Objective:
Collect from the data below each line with "seconds".

- - -

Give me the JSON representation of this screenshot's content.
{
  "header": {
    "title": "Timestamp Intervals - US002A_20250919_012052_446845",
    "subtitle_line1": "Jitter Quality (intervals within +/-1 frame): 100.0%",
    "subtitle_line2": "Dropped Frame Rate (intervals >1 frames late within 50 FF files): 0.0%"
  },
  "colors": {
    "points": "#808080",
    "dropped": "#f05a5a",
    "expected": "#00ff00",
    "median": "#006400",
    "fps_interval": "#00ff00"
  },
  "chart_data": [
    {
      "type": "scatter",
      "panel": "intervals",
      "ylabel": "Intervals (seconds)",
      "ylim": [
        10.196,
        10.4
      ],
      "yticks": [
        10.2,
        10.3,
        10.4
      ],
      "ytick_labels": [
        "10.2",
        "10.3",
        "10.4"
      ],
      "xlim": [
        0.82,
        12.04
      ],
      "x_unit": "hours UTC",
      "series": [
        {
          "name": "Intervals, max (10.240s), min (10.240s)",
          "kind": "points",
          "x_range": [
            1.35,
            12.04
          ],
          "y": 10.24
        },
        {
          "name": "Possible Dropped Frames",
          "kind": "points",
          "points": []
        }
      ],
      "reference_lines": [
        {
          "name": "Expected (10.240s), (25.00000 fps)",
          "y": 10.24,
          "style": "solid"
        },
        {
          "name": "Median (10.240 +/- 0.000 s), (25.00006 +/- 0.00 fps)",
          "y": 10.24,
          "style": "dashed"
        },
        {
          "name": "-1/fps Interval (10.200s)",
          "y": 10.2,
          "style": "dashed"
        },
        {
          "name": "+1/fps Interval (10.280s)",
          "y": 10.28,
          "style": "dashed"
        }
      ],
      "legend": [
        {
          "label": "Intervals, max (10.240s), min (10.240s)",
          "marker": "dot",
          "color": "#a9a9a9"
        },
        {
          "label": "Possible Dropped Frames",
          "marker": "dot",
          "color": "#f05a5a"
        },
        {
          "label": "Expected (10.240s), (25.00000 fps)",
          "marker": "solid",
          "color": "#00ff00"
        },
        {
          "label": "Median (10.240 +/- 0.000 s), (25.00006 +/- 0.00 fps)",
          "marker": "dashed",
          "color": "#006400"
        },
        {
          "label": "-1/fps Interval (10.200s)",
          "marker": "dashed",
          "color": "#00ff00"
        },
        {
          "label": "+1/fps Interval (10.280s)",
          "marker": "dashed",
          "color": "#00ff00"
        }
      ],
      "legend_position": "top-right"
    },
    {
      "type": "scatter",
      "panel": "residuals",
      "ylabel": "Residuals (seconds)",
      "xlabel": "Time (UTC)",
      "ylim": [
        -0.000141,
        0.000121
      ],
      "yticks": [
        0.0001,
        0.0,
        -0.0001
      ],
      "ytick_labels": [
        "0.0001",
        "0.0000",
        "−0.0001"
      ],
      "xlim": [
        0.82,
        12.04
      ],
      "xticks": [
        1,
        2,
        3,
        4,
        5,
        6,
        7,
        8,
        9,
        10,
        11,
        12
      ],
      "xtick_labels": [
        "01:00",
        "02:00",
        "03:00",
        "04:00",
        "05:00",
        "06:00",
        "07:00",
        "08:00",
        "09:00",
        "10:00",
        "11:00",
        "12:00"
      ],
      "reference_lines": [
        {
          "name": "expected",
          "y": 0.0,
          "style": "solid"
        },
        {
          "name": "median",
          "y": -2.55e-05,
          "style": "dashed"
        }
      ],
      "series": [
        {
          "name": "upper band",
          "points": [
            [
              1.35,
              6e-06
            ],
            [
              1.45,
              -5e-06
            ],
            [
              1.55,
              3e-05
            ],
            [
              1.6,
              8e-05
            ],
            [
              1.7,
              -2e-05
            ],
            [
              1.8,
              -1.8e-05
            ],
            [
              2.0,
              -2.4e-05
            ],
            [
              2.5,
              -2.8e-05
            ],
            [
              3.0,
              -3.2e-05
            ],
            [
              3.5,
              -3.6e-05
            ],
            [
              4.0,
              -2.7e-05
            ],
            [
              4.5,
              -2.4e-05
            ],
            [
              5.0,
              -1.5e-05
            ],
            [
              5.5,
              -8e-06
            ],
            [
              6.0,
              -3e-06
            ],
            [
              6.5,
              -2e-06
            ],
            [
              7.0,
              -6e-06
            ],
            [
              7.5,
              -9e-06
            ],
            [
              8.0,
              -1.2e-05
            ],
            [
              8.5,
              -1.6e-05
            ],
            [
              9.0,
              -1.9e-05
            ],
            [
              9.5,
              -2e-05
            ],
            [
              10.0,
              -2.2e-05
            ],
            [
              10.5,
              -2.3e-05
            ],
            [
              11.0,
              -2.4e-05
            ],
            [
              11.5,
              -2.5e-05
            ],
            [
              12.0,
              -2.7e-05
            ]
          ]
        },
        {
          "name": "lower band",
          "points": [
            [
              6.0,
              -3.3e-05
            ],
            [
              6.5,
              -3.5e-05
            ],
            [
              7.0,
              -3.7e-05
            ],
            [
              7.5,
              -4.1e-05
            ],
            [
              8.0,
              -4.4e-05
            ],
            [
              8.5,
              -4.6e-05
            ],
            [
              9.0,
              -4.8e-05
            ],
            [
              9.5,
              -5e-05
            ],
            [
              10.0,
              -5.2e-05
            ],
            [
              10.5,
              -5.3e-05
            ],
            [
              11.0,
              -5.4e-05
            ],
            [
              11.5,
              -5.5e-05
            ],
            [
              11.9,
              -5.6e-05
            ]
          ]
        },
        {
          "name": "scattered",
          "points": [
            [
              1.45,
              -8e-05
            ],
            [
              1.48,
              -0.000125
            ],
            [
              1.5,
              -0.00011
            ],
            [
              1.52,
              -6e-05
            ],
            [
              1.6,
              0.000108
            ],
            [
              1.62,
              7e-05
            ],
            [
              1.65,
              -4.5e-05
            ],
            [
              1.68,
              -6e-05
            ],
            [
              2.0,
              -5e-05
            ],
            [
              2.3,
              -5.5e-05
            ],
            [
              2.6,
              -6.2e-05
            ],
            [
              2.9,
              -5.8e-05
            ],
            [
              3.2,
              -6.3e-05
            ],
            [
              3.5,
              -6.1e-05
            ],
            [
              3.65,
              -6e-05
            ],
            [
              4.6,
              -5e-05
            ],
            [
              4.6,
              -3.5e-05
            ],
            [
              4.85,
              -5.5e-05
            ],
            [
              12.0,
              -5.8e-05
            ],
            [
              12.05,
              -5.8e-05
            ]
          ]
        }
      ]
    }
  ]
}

- - -

Solution to the problem:
      "ylabel": "Intervals (seconds)",
      "ylabel": "Residuals (seconds)",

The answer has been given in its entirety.